## DATA FOR THIS TASK:
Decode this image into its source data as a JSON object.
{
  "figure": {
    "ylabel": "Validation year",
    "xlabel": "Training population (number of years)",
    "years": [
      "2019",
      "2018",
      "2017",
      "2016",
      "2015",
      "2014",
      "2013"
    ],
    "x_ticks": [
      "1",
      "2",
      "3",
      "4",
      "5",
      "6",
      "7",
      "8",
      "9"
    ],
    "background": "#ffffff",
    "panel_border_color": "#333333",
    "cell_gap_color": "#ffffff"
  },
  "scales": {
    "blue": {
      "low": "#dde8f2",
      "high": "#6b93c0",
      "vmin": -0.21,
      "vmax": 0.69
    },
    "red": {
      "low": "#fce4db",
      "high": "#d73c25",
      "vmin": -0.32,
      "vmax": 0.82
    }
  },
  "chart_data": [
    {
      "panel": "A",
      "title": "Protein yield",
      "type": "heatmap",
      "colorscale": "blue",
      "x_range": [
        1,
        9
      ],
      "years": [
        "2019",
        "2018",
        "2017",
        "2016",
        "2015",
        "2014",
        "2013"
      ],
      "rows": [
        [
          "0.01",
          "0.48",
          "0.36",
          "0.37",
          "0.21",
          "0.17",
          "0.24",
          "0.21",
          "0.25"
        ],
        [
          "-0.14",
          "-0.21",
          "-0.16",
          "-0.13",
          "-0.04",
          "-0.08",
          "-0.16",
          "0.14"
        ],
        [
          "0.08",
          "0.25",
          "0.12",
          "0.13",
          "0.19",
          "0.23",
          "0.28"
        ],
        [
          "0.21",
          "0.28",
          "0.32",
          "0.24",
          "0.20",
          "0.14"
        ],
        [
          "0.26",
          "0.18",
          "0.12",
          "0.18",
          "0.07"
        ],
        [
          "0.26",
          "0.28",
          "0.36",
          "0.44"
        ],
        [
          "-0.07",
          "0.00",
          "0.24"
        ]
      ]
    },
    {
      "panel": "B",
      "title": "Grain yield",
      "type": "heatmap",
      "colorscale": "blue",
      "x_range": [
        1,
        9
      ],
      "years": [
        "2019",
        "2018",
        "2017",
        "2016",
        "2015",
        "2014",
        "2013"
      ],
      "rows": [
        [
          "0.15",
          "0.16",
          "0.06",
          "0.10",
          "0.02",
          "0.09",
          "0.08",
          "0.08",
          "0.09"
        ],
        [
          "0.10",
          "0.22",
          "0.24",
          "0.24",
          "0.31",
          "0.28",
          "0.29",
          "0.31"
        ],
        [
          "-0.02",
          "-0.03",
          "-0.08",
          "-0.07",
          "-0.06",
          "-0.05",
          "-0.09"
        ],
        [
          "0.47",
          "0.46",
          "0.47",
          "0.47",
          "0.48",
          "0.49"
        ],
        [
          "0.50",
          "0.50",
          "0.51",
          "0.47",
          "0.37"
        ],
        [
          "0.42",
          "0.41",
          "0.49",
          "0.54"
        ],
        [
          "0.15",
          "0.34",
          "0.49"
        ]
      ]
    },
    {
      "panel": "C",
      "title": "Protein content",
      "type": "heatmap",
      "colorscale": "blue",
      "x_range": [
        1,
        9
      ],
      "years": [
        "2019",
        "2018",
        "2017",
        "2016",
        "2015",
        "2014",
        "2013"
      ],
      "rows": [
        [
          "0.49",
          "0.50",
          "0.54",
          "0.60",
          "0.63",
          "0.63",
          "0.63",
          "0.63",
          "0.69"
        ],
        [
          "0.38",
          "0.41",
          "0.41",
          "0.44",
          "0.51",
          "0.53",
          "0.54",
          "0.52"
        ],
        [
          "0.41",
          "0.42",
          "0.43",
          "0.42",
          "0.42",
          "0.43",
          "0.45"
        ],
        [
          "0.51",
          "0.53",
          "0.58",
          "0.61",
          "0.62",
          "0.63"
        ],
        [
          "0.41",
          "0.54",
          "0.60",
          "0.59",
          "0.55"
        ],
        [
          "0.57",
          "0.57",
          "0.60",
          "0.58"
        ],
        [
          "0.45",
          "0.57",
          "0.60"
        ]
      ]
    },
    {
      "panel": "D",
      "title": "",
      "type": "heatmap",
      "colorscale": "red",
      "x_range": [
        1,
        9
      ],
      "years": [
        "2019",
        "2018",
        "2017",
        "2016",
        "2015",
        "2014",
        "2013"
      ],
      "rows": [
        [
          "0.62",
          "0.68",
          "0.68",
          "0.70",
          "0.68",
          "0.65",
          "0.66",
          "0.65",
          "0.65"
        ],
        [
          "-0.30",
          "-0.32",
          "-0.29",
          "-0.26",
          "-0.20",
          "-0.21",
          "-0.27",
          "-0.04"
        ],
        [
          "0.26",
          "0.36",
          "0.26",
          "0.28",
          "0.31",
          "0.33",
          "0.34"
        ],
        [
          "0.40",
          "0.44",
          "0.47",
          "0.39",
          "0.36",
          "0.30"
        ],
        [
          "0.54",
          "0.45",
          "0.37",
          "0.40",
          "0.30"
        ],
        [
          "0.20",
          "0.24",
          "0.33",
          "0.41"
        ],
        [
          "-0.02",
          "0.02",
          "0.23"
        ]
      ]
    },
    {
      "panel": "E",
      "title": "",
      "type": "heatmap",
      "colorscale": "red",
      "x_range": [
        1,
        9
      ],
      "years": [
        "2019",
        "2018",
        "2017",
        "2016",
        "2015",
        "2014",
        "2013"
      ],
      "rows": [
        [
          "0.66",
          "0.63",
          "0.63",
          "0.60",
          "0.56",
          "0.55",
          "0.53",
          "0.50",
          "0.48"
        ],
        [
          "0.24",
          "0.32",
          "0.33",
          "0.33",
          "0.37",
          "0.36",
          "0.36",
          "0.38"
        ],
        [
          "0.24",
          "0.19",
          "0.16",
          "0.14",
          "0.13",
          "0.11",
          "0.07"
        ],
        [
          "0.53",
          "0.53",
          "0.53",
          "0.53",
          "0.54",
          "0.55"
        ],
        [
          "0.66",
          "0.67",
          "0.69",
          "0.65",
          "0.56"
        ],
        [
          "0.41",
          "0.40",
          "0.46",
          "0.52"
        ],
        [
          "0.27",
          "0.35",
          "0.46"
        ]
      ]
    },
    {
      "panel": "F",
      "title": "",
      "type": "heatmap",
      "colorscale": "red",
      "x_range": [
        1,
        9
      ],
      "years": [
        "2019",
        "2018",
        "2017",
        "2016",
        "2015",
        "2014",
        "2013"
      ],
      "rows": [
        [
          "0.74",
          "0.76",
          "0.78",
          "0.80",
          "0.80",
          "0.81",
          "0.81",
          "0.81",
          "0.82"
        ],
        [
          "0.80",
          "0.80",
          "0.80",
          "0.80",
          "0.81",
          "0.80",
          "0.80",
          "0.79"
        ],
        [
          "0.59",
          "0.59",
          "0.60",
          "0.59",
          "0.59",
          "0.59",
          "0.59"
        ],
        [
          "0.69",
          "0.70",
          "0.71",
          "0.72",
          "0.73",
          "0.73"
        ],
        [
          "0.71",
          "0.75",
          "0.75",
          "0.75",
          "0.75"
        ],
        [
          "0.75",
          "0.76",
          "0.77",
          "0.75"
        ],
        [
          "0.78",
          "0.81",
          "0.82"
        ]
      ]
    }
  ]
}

## INSTRUCTIONS FOR THE TASK:
Within the material above, find the lines that contain the word "ffffff"; copy them.

## TASK OUTPUT:
    "background": "#ffffff",
    "cell_gap_color": "#ffffff"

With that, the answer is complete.